> [YOUR GOAL] Which lines hold the string "pedagógusainak"? Copy every one of them.
※ ※ ※
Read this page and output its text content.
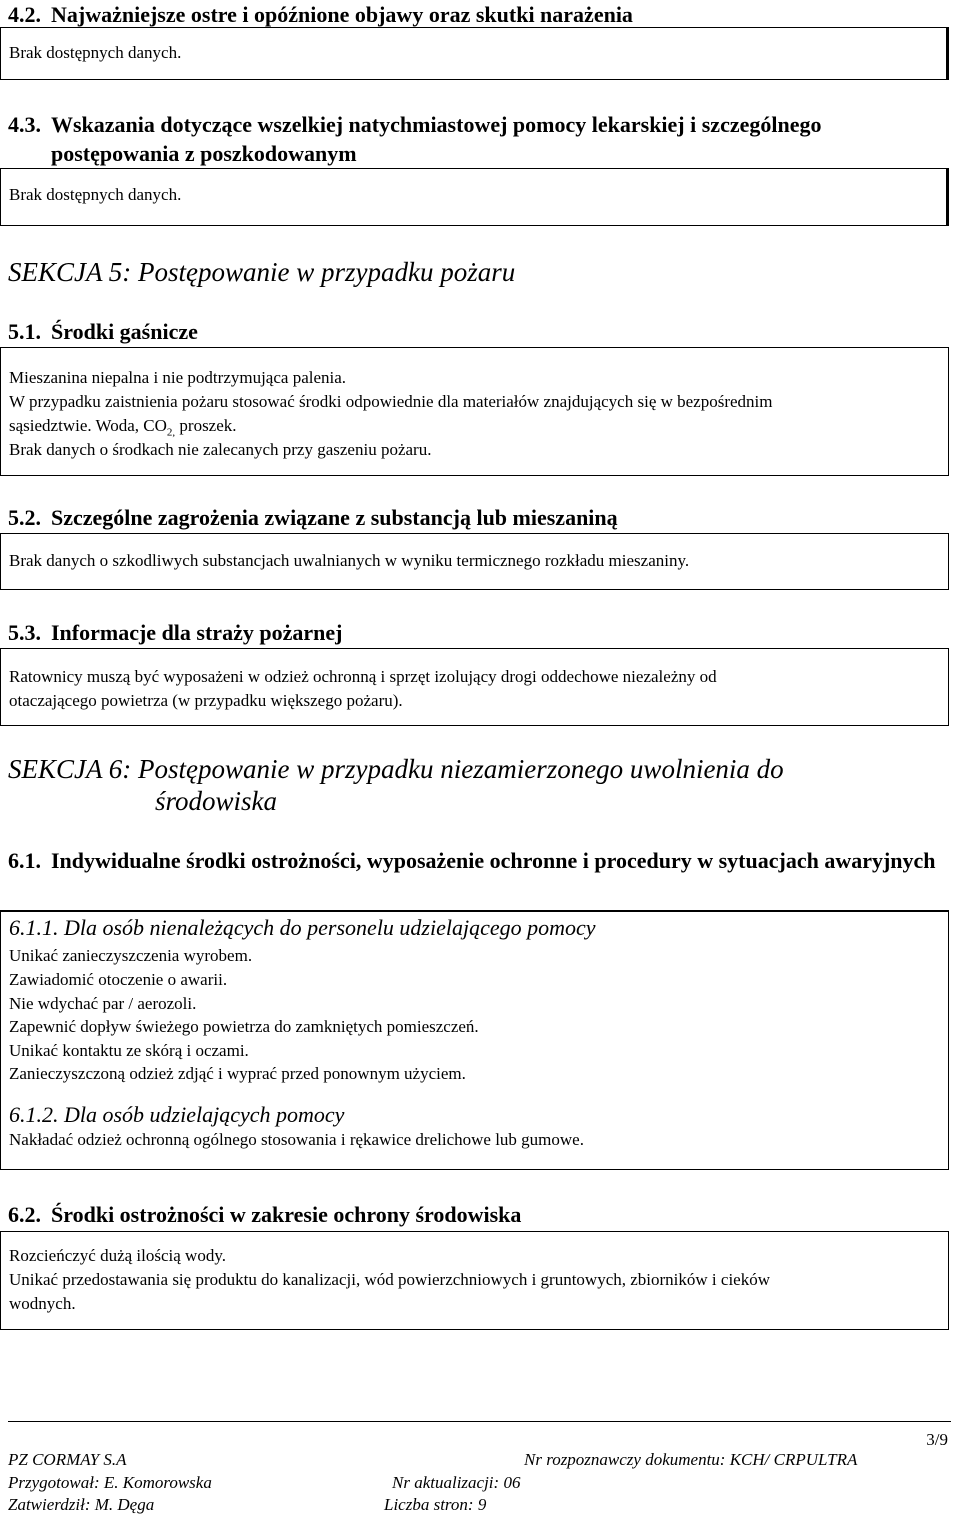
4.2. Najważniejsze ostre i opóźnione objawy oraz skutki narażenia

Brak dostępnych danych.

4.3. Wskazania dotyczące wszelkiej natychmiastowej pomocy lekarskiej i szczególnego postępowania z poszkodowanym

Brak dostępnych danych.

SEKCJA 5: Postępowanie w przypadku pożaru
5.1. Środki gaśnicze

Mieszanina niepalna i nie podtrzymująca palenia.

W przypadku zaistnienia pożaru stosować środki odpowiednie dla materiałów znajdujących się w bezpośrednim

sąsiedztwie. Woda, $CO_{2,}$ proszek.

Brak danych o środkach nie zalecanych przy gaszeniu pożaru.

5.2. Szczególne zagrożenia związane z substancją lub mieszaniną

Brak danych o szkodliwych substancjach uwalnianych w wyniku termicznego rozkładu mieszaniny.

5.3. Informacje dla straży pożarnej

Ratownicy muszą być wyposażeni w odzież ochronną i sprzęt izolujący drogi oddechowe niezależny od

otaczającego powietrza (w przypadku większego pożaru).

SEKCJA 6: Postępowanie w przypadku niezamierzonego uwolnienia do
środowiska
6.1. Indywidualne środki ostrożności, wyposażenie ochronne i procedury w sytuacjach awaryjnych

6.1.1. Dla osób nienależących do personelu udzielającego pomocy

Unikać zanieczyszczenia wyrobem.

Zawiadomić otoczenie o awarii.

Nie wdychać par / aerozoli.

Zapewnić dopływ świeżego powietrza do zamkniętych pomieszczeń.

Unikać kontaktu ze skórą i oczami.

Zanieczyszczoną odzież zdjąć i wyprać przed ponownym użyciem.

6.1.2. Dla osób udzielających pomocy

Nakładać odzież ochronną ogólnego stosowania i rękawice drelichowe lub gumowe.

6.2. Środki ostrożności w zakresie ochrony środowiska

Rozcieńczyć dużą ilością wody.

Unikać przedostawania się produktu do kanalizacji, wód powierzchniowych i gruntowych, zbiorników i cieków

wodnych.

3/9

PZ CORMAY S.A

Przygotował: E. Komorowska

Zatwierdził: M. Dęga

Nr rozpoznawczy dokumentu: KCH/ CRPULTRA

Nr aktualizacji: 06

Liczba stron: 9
※ ※ ※
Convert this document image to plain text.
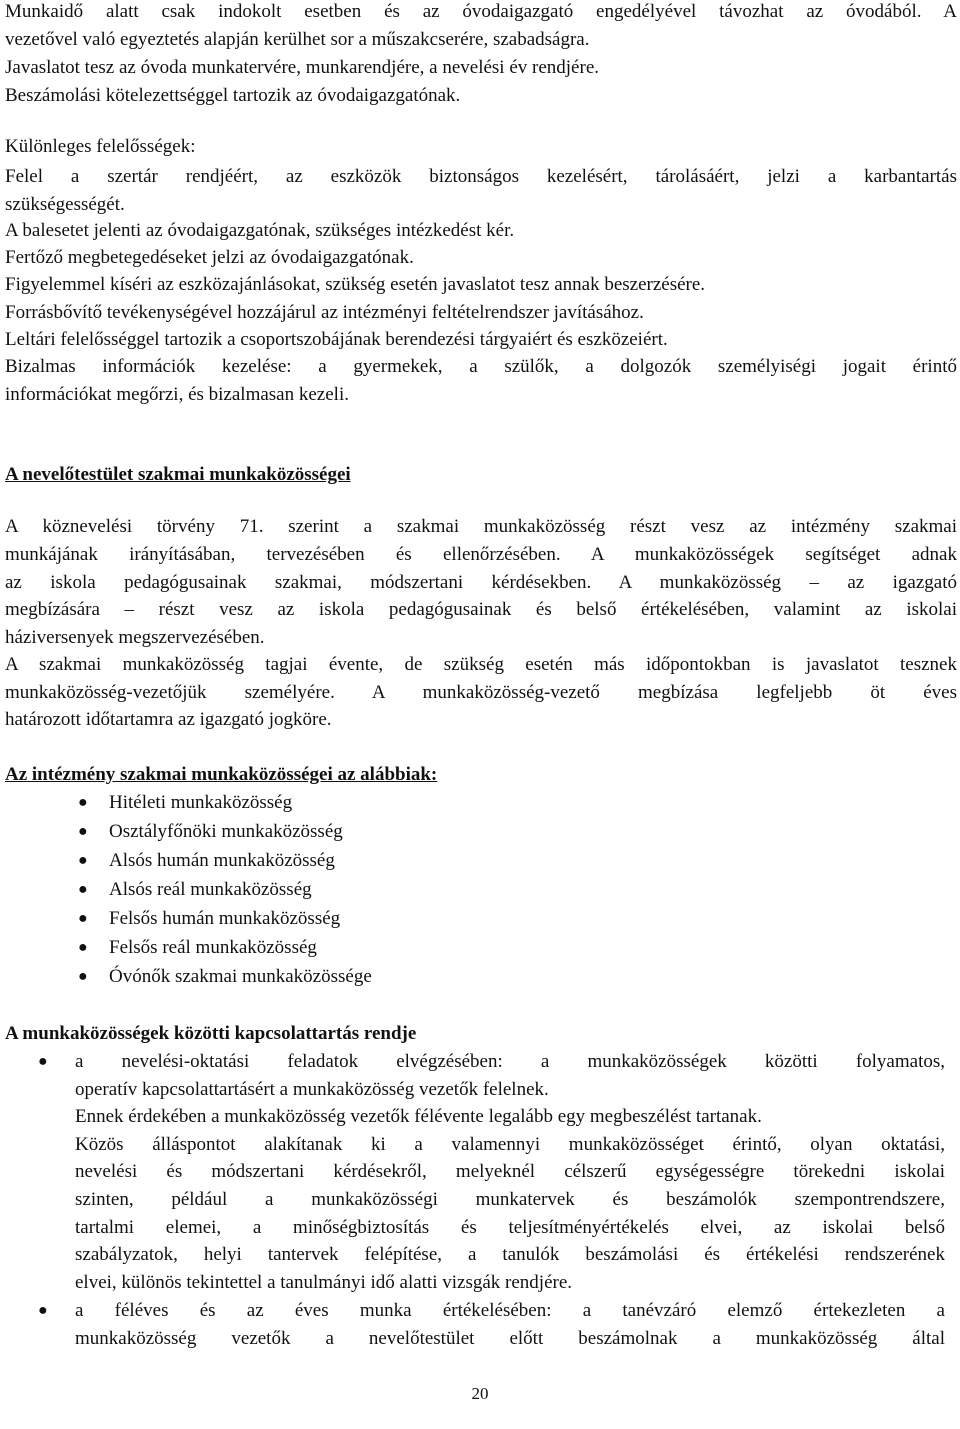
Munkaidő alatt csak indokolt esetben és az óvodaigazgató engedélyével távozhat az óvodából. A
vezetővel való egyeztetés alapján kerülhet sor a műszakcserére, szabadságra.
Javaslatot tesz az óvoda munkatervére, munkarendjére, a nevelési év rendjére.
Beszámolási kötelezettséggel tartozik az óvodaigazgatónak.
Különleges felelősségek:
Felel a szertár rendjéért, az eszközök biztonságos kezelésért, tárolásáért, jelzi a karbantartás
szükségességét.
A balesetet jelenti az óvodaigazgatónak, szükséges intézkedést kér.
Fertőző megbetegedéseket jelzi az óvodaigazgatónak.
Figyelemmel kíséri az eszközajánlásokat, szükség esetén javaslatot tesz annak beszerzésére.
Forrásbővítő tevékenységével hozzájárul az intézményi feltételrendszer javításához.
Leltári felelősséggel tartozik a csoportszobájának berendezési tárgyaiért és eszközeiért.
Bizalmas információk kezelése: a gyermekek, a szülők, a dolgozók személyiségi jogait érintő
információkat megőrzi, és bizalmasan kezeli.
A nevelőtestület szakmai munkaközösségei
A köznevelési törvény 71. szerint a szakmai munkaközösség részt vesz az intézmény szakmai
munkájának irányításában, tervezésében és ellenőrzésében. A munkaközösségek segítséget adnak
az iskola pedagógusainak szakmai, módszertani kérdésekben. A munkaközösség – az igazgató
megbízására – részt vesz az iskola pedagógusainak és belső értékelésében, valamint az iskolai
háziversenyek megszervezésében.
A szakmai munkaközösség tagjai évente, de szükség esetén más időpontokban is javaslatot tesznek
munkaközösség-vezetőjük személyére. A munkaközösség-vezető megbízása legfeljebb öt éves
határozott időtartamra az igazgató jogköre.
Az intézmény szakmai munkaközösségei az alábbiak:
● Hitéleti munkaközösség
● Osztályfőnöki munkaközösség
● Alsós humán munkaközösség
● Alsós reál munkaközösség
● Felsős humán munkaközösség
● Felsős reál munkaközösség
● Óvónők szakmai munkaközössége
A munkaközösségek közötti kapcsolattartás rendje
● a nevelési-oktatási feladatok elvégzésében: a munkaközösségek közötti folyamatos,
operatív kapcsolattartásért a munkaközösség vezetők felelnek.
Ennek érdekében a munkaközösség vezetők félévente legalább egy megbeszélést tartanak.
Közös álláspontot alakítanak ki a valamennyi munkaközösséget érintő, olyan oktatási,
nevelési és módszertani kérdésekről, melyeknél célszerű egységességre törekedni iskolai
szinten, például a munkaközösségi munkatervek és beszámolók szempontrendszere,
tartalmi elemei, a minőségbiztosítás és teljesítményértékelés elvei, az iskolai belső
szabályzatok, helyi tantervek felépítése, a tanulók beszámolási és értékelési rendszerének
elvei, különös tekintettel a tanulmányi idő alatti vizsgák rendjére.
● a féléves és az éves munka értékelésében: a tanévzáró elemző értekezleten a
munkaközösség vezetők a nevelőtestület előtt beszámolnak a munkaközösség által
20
※ ※ ※
> [WRITTEN ANSWER]
az iskola pedagógusainak szakmai, módszertani kérdésekben. A munkaközösség – az igazgató
megbízására – részt vesz az iskola pedagógusainak és belső értékelésében, valamint az iskolai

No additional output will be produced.